* **Prompt**
From the forum post about API Gateway and the ALB, copy word for word the passage that begins with "I’ve been able" and ends with "can fix it?".

* **Text for analysis**
I’ve been able to get deployed. My ALB targets are showing green and healthy. Requests to my authorizer return the correct response. I can see API gateway logs that show as such. However, no request I make actually gets down to the ALB itself. There are no access or connection logs stored in my S3 bucket, nor do any of the VPC flow logs indicate movement into the ALB itself. As I cannot see into the integration to understand what it’s doing, I’m not sure what I’m doing wrong. Does anyone know what the problem is and how I can fix it?

* **Information supplied**

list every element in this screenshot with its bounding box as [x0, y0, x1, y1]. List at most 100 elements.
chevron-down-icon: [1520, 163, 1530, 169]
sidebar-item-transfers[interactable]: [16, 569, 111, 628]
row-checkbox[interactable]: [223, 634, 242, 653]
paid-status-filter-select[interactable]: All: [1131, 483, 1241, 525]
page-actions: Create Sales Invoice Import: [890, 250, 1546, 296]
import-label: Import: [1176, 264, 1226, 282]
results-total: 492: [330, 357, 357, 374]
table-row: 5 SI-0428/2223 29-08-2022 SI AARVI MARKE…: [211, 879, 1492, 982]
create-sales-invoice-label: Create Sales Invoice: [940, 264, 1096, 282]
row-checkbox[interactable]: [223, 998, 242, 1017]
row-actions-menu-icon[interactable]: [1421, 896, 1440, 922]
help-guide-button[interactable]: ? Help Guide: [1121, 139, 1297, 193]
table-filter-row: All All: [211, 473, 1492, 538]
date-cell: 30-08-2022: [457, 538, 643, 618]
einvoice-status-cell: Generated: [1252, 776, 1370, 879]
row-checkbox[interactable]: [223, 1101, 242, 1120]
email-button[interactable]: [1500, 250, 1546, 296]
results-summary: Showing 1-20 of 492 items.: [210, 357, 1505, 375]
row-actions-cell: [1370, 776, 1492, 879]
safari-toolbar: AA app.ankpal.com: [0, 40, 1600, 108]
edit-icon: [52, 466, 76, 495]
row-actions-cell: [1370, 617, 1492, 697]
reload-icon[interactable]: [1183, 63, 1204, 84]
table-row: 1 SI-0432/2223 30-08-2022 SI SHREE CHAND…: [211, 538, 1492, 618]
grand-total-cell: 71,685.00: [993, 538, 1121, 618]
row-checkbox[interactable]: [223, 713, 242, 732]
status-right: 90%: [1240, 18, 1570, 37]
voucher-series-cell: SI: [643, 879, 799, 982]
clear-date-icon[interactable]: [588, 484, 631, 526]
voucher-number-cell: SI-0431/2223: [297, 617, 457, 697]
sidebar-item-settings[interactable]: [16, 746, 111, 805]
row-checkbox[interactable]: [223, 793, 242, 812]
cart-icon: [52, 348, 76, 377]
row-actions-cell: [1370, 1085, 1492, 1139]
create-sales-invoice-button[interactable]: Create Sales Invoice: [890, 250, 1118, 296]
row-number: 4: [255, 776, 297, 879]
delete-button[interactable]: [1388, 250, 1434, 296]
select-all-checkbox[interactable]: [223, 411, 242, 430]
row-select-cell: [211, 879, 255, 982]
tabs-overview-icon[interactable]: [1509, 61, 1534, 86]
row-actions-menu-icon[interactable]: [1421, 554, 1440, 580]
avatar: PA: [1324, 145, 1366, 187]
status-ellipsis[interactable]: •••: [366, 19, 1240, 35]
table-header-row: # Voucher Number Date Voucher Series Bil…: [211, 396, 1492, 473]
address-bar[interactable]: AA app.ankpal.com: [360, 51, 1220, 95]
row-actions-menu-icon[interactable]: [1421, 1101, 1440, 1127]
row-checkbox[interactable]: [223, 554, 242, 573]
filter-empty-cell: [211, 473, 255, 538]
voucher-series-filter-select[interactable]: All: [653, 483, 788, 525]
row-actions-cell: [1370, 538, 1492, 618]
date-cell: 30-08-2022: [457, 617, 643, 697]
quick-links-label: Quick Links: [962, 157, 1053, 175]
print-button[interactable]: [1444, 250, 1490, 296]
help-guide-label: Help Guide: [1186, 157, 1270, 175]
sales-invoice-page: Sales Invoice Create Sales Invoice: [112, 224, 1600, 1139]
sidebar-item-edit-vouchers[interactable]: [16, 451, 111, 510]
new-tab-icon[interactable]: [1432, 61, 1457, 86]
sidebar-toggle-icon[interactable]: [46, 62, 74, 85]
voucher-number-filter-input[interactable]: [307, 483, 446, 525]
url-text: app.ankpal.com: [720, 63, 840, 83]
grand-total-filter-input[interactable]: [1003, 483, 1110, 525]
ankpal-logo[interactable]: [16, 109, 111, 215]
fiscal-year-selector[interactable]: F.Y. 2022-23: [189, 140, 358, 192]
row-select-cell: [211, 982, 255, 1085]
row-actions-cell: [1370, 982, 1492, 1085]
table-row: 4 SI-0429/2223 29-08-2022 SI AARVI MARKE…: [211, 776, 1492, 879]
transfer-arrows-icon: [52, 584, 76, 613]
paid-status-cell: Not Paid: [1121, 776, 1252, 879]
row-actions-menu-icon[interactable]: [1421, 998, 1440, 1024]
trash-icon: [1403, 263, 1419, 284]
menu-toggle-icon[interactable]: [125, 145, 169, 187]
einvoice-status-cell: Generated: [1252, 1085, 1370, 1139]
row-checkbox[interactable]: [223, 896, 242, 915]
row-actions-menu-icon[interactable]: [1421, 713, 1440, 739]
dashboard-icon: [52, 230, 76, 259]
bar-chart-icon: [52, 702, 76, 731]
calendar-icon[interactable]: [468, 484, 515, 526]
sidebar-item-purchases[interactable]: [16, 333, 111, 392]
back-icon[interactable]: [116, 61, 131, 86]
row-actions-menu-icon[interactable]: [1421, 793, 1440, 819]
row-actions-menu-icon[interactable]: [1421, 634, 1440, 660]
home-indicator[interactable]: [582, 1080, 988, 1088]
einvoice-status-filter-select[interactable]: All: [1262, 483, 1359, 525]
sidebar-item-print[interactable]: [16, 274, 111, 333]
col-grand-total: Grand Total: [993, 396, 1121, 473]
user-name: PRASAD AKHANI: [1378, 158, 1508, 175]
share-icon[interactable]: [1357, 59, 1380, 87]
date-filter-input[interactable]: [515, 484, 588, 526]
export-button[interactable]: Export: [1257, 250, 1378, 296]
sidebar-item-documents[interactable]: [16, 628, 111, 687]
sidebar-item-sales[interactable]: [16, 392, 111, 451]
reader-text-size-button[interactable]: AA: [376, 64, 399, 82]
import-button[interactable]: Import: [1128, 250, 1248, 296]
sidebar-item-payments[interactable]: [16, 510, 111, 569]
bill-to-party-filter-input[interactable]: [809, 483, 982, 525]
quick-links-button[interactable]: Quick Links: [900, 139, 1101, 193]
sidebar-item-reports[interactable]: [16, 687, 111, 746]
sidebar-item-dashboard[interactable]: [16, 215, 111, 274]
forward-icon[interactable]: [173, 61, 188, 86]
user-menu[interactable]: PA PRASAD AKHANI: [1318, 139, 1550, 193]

* **Answer space**
I’ve been able to get deployed. My ALB targets are showing green and healthy. Requests to my authorizer return the correct response. I can see API gateway logs that show as such. However, no request I make actually gets down to the ALB itself. There are no access or connection logs stored in my S3 bucket, nor do any of the VPC flow logs indicate movement into the ALB itself. As I cannot see into the integration to understand what it’s doing, I’m not sure what I’m doing wrong. Does anyone know what the problem is and how I can fix it?